Written tasks —
1: Edit the blog excerpt: give everything from "The brand new" down to "peace with leaving." again, with "Novotel" replaced by "hotel".
2: Answer these questions from the blog excerpt below:
(a) What does the writer say they have come here today to seek?
(b) What was the writer eating when part of a molar fell out?
(c) Where was the writer sent to wait after the flight was delayed?

Source excerpt —
--
It is only now, that the general commotion is coming to an end that I am starting to feel the pain I was afraid I would. The misery, the suffocation, the frustration. The weird part is how aware I am of these feelings. It is as if they are little friends, I can recognize them and acknowledge them. And with some effort actually evaporate them. I don’t feel like I am drowning in them. When I cried this morning, it wasn’t for long. I could see why I was feeling this way, could accept the impermanence of these emotions. But I am still human, I still feel, and sometimes, it still hurts.

I have come here today to seek refuge.

The world can be overwhelming, and sometimes it is hard to cling onto a moment, or to create some time for yourself. But it is hugely important that the time for you is found.

So here I am- sitting next to me are my notebooks from my time away. So many things I wanted to share, so many long overdue posts.

But I think today is a good day for reflection. A good reminder that out there is a life I loved. & perhaps it will help me love this one a little more today.


delhi airport – & how I found my spark

November 15, 2010 § Leave a comment

My last week in Laos was not as expected.

The brand new (rather fancy) phone I had just bought got stolen. After 4 months of good health, litres of street food & tap water, I got sick. Whilst eating a pizza part of my molar fell out. & I met more people in that week then I did my entire time in Vientiane.

It was not easy to leave. 4 months seemed like just the beginning.

My last weekend was a lot of fun- as blurry as some parts may be-

Lunch with dear friends – Nights out dancing and being foolish- 3am dinner parties- New faces, new stories – Lovely dinners with wonderful people ~ the perfect end to an interesting time.

The wonderful people are always the hardest to leave behind, and even though my new adventure was exciting, my heart was heavy as I packed my things and headed to the airport.

Turns out my flight was delayed, and I was sent back into town (the Novotel) to wait – kind of strange as I had just made peace with leaving.
--
Given data —

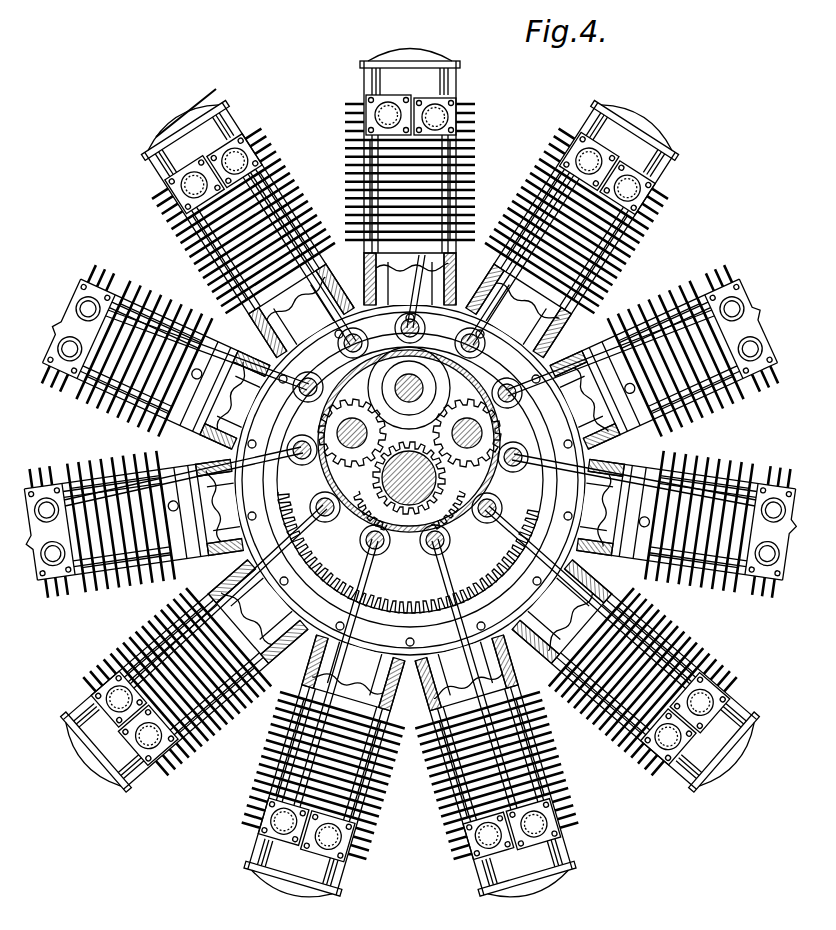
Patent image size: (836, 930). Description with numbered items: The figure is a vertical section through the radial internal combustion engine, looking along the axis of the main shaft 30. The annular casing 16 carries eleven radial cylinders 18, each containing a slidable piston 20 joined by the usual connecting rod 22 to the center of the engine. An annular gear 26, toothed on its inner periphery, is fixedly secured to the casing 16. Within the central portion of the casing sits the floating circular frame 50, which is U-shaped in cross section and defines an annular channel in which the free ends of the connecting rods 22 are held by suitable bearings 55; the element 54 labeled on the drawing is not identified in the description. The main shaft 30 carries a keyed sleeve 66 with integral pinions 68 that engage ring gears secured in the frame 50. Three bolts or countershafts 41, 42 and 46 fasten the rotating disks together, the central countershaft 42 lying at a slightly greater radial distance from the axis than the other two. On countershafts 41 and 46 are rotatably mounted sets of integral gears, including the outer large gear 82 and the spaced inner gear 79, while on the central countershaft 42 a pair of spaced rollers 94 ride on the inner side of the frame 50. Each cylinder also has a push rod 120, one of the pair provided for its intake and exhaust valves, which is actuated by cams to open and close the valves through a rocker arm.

The casing 16 is at (560, 345).
The radial cylinders 18 is at (381, 454).
The piston 20 is at (418, 481).
The connecting rod 22 is at (428, 300).
The annular gear 26 is at (497, 598).
The main shaft 30 is at (414, 545).
The countershaft 41 is at (302, 436).
The central countershaft 42 is at (504, 385).
The countershaft 46 is at (514, 445).
The floating circular frame 50 is at (596, 450).
The cylinder skirt 54 is at (450, 300).
The bearings 55 is at (422, 330).
The sleeve 66 is at (368, 522).
The pinions 68 is at (418, 490).
The inner gear 79 is at (360, 536).
The outer large gear 82 is at (314, 498).
The rollers 94 is at (378, 385).
The push rod 120 is at (222, 108).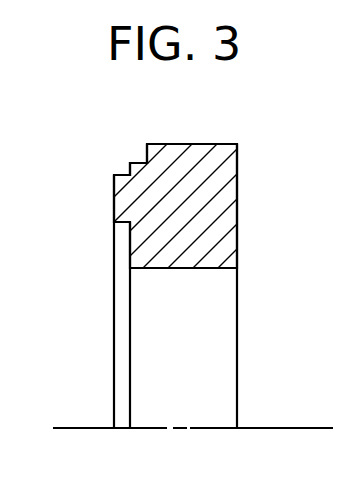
--
The results —
1:
The brand new (rather fancy) phone I had just bought got stolen. After 4 months of good health, litres of street food & tap water, I got sick. Whilst eating a pizza part of my molar fell out. & I met more people in that week then I did my entire time in Vientiane.

It was not easy to leave. 4 months seemed like just the beginning.

My last weekend was a lot of fun- as blurry as some parts may be-

Lunch with dear friends – Nights out dancing and being foolish- 3am dinner parties- New faces, new stories – Lovely dinners with wonderful people ~ the perfect end to an interesting time.

The wonderful people are always the hardest to leave behind, and even though my new adventure was exciting, my heart was heavy as I packed my things and headed to the airport.

Turns out my flight was delayed, and I was sent back into town (the hotel) to wait – kind of strange as I had just made peace with leaving.

2:
(a) Refuge.
(b) A pizza.
(c) Back into town, to the Novotel.